_What is expected_
Pull out every line below that contains the word "痛苦一生追悔迟".

_Entries provided_
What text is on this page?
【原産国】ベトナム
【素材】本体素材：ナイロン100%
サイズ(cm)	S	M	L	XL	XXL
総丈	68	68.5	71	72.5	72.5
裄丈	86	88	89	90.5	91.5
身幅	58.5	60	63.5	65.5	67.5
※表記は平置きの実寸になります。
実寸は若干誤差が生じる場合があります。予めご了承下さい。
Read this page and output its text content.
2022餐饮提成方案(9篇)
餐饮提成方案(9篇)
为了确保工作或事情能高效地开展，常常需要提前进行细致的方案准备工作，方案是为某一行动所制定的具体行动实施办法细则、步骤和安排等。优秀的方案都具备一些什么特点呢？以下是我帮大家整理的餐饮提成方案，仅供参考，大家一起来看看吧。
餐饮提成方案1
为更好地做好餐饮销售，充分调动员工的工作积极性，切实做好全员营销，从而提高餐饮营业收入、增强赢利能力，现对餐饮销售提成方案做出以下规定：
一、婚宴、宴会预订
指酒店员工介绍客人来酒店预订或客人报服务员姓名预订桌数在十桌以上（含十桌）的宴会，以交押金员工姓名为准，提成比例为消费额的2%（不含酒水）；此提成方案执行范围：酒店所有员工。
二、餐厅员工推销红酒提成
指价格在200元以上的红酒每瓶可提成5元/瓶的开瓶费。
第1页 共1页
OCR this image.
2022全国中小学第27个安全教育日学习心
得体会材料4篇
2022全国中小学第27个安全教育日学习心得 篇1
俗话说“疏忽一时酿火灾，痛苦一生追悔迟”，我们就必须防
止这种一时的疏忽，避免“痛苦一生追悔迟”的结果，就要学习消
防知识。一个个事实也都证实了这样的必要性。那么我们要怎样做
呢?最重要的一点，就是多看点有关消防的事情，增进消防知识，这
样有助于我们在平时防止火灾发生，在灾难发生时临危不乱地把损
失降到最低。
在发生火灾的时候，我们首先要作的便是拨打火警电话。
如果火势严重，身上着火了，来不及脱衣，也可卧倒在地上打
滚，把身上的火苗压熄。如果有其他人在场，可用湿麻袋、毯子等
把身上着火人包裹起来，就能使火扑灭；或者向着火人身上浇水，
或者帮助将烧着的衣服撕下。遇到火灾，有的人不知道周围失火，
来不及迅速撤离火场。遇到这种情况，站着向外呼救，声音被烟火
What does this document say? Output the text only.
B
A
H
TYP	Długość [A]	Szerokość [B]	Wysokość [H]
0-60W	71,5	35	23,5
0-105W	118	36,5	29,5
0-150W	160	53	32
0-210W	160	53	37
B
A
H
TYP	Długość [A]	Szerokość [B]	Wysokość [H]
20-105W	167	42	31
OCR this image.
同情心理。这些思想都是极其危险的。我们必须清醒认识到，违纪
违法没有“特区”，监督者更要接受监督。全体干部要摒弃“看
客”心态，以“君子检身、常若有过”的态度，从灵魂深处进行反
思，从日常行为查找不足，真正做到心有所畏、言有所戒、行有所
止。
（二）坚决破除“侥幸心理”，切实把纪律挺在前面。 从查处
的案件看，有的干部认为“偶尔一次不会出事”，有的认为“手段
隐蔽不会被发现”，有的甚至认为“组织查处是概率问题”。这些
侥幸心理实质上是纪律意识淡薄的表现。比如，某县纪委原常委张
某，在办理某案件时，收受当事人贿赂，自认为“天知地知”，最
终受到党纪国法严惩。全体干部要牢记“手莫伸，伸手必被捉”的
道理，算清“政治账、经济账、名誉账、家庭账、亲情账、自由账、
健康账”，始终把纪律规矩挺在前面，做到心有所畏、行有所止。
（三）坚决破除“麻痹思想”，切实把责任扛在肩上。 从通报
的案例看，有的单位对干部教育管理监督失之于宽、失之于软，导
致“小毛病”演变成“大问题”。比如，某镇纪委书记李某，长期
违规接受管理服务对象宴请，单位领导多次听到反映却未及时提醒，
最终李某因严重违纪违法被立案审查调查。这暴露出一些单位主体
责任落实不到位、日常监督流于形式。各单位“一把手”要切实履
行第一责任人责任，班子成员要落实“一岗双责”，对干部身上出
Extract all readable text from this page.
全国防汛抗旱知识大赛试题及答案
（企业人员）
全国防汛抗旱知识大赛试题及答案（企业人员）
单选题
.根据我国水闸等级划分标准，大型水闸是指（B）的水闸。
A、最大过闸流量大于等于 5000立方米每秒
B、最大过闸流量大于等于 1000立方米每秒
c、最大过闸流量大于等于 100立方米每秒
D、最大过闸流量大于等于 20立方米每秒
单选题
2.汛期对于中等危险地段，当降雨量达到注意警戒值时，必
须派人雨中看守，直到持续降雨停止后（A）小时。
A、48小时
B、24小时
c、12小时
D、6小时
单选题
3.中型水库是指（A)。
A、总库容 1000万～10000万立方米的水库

_Answer to the problem_
俗话说“疏忽一时酿火灾，痛苦一生追悔迟”，我们就必须防
止这种一时的疏忽，避免“痛苦一生追悔迟”的结果，就要学习消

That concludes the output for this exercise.